--- ОТРЫВОК ---
==================================================

Конечно, такой инцидент мог кончиться и плачевно, я знаю несколько случаев, когда из-за неосторожного слова ребенка, сказанного при немцах, бывали всякие неприятности.
Зима эта тянулась долго, над Англией гремел блитцкриг. Каждое воскресенье в десять вечера я, накрывшись платками, слушала по Би-Би-Си передачу Пристли: он подробно повествовал о ночной жизни Лондона под бомбежкой немецких самолетов -- про мальчика, который в бомбоубежище учит уроки на завтра, про старую леди, которая в корзинке тайком приносит в подвал собачку, хоть это и строго запрещено, -- но ведь не оставлять же ее одну в квартире -- она так боится...
22-ое июня 1941 г.
В этот год мы недорого купили у какого-то любителя-самоучки приемник. По звуку и чувствительности приема станций из всех стран света он оказался первоклассным -- он еще потом служил мне в Ульяновске, благодаря ему я и там не потеряла связи с остальным миром и слушала все ту же Англию... Почему-то слышно было только по-немецки, но и на том спасибо!

==================================================

--- РАЗДЕЛ ДАННЫХ ---
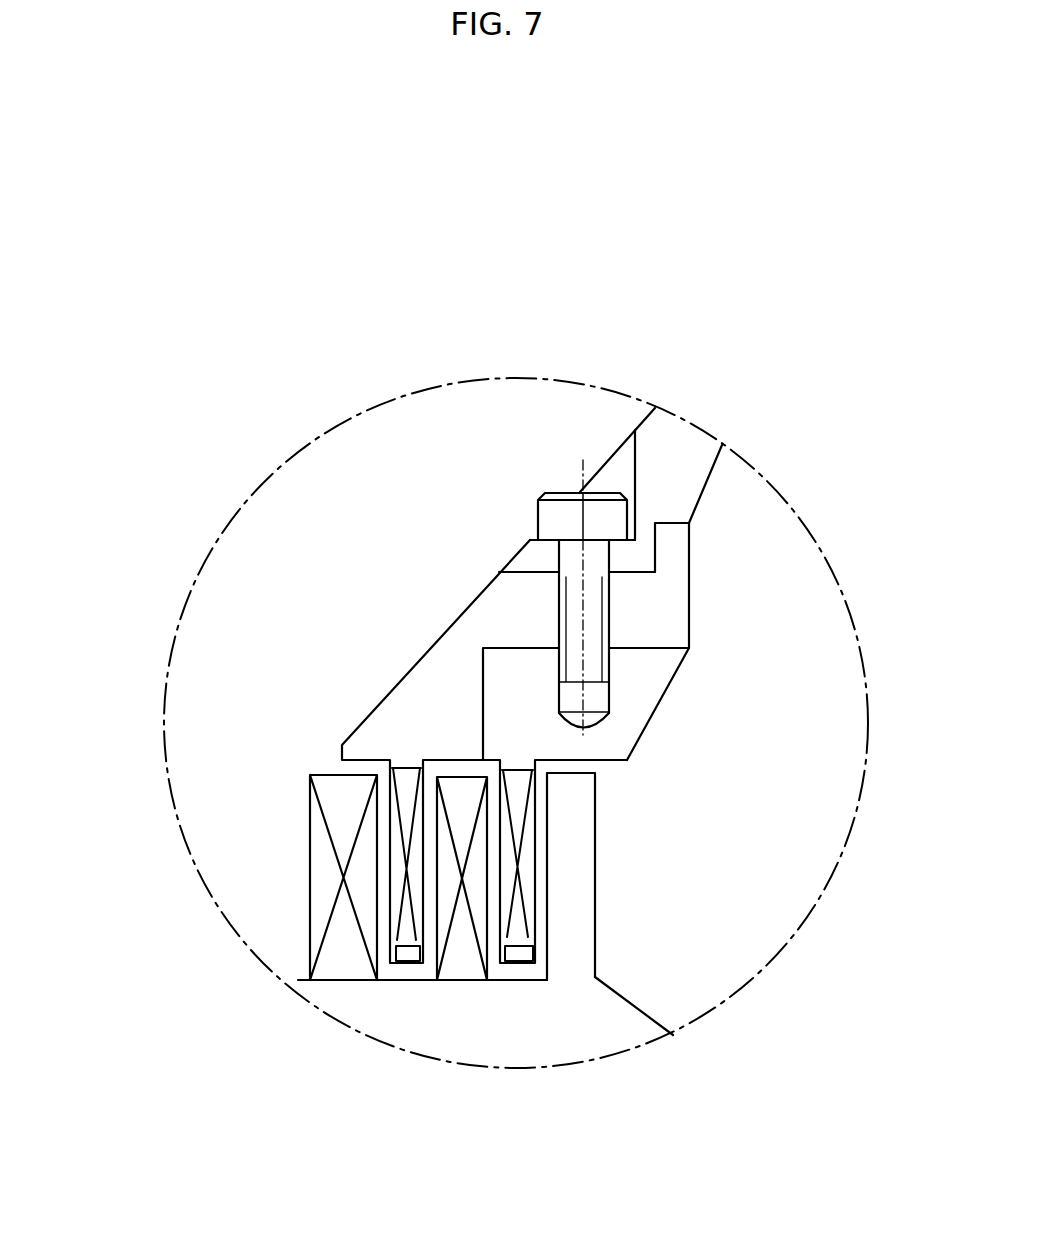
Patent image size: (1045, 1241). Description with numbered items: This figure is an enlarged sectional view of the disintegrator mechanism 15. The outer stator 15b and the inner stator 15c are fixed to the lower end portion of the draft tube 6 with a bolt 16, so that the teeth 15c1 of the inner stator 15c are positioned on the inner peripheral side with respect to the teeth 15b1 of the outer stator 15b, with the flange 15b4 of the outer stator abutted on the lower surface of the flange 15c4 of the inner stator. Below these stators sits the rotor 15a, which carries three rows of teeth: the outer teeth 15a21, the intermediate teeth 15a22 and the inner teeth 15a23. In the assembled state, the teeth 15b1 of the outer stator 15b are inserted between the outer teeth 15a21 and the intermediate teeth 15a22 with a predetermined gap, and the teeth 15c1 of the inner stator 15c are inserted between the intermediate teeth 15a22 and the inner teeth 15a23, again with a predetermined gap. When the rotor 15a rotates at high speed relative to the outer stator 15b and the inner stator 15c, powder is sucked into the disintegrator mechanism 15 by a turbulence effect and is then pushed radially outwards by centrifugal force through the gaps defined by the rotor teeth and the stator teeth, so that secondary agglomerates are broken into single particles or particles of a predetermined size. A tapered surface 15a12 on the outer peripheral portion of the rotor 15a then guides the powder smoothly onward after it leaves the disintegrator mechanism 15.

==================================================

--- ЗАДАНИЕ ---
Выведите полностью приведенный выше отрывок о радиопередачах военных лет, дословно и без изменений.

--- РЕШЕНИЕ ---
Конечно, такой инцидент мог кончиться и плачевно, я знаю несколько случаев, когда из-за неосторожного слова ребенка, сказанного при немцах, бывали всякие неприятности.
Зима эта тянулась долго, над Англией гремел блитцкриг. Каждое воскресенье в десять вечера я, накрывшись платками, слушала по Би-Би-Си передачу Пристли: он подробно повествовал о ночной жизни Лондона под бомбежкой немецких самолетов -- про мальчика, который в бомбоубежище учит уроки на завтра, про старую леди, которая в корзинке тайком приносит в подвал собачку, хоть это и строго запрещено, -- но ведь не оставлять же ее одну в квартире -- она так боится...
22-ое июня 1941 г.
В этот год мы недорого купили у какого-то любителя-самоучки приемник. По звуку и чувствительности приема станций из всех стран света он оказался первоклассным -- он еще потом служил мне в Ульяновске, благодаря ему я и там не потеряла связи с остальным миром и слушала все ту же Англию... Почему-то слышно было только по-немецки, но и на том спасибо!